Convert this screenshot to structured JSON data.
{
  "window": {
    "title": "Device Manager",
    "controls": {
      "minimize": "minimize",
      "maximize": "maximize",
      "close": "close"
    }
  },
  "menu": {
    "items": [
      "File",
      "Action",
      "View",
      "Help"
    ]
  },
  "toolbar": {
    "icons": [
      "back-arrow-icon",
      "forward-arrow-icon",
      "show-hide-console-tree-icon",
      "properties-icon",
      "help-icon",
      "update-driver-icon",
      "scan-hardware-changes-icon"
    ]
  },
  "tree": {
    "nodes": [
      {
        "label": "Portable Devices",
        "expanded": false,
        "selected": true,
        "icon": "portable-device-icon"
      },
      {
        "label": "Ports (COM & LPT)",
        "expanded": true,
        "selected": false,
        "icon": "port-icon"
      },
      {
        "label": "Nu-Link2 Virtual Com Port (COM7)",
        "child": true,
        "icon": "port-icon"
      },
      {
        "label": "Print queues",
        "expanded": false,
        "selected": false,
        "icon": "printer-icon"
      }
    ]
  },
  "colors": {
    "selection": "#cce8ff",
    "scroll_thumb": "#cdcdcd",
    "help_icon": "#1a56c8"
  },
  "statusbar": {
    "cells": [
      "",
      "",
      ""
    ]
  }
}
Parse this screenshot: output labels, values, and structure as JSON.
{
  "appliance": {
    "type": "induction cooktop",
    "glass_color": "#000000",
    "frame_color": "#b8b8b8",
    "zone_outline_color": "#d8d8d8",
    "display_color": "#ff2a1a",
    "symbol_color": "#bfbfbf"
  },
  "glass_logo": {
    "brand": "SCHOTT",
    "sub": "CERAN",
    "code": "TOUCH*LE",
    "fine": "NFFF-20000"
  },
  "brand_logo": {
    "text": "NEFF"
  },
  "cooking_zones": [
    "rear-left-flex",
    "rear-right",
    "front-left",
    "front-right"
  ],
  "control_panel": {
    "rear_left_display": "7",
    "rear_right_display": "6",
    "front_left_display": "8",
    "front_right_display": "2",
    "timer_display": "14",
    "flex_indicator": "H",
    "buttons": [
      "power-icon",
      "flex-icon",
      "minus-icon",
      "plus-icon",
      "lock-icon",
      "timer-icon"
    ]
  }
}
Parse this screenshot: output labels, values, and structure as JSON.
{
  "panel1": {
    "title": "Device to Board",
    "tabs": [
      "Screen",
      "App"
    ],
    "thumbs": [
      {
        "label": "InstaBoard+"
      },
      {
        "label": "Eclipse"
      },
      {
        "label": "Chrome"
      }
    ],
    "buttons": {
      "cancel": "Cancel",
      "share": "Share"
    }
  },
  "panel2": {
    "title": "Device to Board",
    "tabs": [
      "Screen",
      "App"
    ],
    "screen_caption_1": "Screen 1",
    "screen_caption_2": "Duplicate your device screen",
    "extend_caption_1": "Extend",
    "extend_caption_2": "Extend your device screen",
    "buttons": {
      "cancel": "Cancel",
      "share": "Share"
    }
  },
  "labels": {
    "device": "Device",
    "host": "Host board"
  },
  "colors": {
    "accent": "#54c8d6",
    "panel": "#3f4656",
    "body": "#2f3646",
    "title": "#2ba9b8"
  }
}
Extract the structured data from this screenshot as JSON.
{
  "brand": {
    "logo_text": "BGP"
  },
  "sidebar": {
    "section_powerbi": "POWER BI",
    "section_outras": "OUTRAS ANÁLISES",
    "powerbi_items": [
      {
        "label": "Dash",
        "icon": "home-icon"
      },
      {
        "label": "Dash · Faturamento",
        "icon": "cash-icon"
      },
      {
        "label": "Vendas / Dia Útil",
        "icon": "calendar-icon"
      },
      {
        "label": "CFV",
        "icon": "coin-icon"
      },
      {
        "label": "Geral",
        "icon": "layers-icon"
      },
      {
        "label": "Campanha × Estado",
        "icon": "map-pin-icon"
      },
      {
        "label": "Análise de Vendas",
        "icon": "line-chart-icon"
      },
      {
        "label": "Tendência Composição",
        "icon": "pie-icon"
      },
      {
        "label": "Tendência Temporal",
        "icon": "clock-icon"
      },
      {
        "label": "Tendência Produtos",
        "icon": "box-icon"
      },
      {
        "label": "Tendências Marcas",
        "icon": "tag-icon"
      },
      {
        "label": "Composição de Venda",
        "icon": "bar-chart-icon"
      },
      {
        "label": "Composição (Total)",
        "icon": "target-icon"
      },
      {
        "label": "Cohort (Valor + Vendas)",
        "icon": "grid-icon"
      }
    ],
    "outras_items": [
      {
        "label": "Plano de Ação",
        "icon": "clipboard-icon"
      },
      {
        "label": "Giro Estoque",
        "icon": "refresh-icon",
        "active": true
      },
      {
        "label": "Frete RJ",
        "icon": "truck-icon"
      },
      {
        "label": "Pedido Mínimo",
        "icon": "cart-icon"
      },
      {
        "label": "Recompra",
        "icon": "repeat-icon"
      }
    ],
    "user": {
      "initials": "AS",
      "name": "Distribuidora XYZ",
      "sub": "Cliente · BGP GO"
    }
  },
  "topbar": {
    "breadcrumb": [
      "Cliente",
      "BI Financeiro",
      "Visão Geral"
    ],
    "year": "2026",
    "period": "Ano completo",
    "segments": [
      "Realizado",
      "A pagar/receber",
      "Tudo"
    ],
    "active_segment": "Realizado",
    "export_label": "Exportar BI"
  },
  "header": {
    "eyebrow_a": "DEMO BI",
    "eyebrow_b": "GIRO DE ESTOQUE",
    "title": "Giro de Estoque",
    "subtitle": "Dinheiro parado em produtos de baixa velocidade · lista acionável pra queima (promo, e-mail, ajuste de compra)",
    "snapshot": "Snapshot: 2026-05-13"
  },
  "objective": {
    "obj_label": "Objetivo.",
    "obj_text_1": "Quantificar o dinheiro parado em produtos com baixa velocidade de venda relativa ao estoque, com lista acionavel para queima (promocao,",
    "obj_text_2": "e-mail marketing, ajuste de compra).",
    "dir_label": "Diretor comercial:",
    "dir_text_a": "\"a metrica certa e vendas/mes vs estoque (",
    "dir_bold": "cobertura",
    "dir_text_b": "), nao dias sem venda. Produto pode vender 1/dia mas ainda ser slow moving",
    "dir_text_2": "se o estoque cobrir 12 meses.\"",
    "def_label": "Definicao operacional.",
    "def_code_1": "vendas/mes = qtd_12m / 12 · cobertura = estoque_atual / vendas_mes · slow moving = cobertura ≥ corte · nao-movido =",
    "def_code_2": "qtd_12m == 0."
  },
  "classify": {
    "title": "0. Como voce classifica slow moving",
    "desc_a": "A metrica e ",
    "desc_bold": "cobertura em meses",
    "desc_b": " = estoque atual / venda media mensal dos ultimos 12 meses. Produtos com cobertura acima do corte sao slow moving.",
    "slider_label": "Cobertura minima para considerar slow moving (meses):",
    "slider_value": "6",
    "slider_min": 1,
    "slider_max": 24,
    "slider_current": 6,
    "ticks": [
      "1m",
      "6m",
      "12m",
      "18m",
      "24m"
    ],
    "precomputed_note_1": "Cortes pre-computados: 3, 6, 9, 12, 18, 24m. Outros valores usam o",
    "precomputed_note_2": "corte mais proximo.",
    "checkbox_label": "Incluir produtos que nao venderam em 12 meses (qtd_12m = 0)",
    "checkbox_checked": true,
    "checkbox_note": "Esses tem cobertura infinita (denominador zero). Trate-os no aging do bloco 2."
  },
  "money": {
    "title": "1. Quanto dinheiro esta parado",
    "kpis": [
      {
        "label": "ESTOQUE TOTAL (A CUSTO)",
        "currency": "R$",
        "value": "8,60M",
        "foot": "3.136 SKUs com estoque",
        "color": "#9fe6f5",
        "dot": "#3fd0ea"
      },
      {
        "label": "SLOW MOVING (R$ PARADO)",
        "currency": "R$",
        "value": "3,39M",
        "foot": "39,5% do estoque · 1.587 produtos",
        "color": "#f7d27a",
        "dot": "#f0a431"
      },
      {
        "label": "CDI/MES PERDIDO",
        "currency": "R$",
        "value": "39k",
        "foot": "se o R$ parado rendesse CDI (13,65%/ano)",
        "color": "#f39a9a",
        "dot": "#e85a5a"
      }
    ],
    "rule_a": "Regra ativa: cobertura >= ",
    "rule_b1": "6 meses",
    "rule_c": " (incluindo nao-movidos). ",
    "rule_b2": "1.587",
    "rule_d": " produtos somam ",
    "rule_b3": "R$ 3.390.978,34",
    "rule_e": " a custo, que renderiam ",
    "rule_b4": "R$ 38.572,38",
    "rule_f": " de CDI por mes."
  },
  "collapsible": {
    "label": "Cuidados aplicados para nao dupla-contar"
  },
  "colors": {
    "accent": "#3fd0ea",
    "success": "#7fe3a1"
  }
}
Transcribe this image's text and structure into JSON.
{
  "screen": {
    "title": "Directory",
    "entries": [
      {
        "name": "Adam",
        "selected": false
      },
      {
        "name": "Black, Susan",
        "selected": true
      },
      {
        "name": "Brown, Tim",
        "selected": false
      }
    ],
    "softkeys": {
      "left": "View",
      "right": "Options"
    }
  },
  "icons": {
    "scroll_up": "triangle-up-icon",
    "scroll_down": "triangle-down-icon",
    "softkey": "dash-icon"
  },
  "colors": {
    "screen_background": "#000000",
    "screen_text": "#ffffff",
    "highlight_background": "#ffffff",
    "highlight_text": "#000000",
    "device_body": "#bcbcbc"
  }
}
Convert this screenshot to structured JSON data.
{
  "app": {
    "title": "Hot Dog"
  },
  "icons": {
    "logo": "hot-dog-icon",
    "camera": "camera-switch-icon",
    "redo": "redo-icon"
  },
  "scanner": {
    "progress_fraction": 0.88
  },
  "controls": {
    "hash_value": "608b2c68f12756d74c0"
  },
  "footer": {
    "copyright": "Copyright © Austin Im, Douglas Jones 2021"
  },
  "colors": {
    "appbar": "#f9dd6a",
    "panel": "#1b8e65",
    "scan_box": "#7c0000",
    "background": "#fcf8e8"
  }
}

__What the exercise asks__: Using the material above, copy every line in which the string "Composição" occurs.

__Answer for this exercise__:
        "label": "Tendência Composição",
        "label": "Composição de Venda",
        "label": "Composição (Total)",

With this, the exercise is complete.